The Universal Declaration of Human Rights beschermt rechten en vrijheden, maar schept ook de nodige verplichtingen. Alle gebieden die worden afgedekt door The Universal Declaration of Human Rights vallen onder de noemer mensenrechten. Het principe van universaliteit en ondeelbaarheid is zichtbaar in de hele Universal Declaration of Human Rights. De gedachte achter the Universal Declaration of Human Rights was dat dit een opstap zou vormen om ervoor te zorgen dat er uiteindelijk juridische verplichtingen zouden volgen voor staten.

──────────

* _TAKENLIJST_
A – Welke gedachte lag volgens de tekstpassage ten grondslag aan de Universal Declaration of Human Rights? Beschrijf dit in één tot drie zinnen.
B – Beantwoord op basis van de tekstpassage:
(i) Wat beschermt de Universal Declaration of Human Rights?
(ii) Onder welke noemer vallen alle gebieden die de verklaring afdekt?
(iii) Welk principe is zichtbaar in de hele verklaring?
C – Geef het deel van de tekstpassage van "The Universal Declaration of Human Rights beschermt" tot en met "volgen voor staten." letterlijk weer.

* _GEËXTRAHEERDE RECORDS_

──────────

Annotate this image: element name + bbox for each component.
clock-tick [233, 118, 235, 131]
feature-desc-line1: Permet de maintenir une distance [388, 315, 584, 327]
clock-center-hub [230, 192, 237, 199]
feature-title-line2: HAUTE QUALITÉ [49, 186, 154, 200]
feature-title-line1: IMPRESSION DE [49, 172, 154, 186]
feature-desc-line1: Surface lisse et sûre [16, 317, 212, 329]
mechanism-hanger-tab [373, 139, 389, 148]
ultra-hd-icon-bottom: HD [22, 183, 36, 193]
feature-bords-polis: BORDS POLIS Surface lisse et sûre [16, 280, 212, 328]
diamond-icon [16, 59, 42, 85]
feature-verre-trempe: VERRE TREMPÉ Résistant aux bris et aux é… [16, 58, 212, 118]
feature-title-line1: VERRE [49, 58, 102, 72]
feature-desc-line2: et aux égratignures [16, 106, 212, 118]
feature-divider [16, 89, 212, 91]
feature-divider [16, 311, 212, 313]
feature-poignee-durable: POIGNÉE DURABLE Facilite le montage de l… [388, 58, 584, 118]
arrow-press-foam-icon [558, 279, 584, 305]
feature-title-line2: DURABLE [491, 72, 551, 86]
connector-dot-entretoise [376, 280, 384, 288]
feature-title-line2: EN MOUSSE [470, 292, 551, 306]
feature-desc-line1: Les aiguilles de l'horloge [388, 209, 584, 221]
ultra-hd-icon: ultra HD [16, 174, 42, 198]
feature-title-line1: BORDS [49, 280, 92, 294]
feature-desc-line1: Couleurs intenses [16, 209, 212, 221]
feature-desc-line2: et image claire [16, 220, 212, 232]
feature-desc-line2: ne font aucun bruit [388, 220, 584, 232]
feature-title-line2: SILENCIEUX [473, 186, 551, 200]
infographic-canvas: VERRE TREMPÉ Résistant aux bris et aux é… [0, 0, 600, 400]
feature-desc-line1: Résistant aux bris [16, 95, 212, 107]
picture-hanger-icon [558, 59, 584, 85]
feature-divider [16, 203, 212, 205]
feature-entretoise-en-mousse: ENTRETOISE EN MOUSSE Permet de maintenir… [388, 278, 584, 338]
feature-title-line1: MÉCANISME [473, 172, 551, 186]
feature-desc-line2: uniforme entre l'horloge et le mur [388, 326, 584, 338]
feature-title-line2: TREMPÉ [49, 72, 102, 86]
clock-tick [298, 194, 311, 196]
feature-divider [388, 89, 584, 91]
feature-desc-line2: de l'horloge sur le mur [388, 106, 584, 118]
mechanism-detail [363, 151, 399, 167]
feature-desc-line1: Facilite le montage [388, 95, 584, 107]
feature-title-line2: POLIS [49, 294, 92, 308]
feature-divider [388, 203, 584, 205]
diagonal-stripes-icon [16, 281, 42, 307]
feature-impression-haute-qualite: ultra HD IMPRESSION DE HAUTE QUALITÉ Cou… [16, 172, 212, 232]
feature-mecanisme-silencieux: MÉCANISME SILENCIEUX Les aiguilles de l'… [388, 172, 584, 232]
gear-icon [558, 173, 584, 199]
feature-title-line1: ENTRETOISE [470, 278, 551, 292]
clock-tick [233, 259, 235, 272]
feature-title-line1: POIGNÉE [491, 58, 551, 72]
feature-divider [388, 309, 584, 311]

──────────

* _RESULTATEN PER TAAK_
A – De verklaring was bedoeld als opstap. Daarmee moest worden bereikt dat er uiteindelijk juridische verplichtingen voor staten zouden volgen.

B –
(i) Rechten en vrijheden.
(ii) Mensenrechten.
(iii) Het principe van universaliteit en ondeelbaarheid.

C –
The Universal Declaration of Human Rights beschermt rechten en vrijheden, maar schept ook de nodige verplichtingen. Alle gebieden die worden afgedekt door The Universal Declaration of Human Rights vallen onder de noemer mensenrechten. Het principe van universaliteit en ondeelbaarheid is zichtbaar in de hele Universal Declaration of Human Rights. De gedachte achter the Universal Declaration of Human Rights was dat dit een opstap zou vormen om ervoor te zorgen dat er uiteindelijk juridische verplichtingen zouden volgen voor staten.